> [Records shown]
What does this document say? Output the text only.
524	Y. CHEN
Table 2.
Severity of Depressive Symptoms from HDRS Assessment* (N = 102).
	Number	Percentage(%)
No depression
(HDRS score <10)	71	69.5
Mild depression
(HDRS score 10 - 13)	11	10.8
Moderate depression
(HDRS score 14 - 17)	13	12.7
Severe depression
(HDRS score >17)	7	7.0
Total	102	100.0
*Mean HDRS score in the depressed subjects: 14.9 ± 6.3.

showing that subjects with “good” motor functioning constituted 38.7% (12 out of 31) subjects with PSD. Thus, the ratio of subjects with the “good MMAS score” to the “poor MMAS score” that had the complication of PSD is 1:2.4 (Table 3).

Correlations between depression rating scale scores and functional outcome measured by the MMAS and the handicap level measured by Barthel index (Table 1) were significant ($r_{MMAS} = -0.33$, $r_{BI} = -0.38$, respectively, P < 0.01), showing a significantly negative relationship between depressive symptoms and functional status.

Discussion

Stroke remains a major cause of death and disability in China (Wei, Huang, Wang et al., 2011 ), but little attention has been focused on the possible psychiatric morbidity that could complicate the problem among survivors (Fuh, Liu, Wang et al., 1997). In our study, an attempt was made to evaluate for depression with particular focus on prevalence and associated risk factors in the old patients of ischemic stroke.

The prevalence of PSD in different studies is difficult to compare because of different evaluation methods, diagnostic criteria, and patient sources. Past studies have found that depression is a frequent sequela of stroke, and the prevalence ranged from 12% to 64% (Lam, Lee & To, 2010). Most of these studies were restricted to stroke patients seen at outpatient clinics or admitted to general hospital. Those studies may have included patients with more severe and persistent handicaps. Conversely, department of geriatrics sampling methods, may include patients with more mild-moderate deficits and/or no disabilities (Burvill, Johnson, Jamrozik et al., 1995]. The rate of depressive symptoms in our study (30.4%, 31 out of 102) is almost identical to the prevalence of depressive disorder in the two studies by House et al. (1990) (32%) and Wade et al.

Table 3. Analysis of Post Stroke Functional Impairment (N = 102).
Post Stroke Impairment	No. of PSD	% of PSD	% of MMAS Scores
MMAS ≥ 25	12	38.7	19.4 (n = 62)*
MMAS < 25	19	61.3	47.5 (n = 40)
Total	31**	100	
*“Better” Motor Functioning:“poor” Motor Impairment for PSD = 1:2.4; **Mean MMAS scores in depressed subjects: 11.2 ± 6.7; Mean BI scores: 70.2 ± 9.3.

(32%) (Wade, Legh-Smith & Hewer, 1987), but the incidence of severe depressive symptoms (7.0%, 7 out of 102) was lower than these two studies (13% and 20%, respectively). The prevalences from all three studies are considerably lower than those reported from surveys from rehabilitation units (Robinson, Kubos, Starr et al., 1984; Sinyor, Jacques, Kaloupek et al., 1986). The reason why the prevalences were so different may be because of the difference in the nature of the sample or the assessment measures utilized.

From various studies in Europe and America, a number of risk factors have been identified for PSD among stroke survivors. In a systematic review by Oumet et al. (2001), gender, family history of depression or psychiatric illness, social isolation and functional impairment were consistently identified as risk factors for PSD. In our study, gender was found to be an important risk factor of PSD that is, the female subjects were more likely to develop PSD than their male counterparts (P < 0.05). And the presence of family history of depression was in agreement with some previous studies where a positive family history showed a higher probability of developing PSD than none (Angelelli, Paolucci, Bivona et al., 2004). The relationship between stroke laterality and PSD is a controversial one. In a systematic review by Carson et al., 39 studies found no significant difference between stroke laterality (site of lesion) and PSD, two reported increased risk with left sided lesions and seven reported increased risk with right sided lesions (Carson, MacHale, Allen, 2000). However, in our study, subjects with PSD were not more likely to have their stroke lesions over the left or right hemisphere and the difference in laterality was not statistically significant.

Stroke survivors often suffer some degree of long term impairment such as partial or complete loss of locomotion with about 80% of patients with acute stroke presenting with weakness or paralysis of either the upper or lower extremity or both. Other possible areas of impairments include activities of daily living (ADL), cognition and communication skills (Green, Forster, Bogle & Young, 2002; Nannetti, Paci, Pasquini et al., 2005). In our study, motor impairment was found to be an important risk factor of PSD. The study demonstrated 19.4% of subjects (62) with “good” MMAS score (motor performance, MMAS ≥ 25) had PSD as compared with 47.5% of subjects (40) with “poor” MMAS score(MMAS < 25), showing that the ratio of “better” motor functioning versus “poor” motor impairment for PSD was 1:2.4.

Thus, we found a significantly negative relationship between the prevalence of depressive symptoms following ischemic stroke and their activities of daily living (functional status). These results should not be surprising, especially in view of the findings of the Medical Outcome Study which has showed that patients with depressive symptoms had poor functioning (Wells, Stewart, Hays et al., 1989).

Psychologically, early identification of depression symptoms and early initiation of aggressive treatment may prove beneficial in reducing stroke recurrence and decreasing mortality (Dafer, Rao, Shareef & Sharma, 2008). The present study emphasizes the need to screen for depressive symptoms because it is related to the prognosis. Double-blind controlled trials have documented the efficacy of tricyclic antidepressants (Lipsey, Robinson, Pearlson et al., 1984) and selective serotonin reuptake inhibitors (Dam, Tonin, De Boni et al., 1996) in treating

> [Your objective] From the material above, copy every line that has the word "respectively" in it.

> [Solution for this problem]
Correlations between depression rating scale scores and functional outcome measured by the MMAS and the handicap level measured by Barthel index (Table 1) were significant ($r_{MMAS} = -0.33$, $r_{BI} = -0.38$, respectively, P < 0.01), showing a significantly negative relationship between depressive symptoms and functional status.
(32%) (Wade, Legh-Smith & Hewer, 1987), but the incidence of severe depressive symptoms (7.0%, 7 out of 102) was lower than these two studies (13% and 20%, respectively). The prevalences from all three studies are considerably lower than those reported from surveys from rehabilitation units (Robinson, Kubos, Starr et al., 1984; Sinyor, Jacques, Kaloupek et al., 1986). The reason why the prevalences were so different may be because of the difference in the nature of the sample or the assessment measures utilized.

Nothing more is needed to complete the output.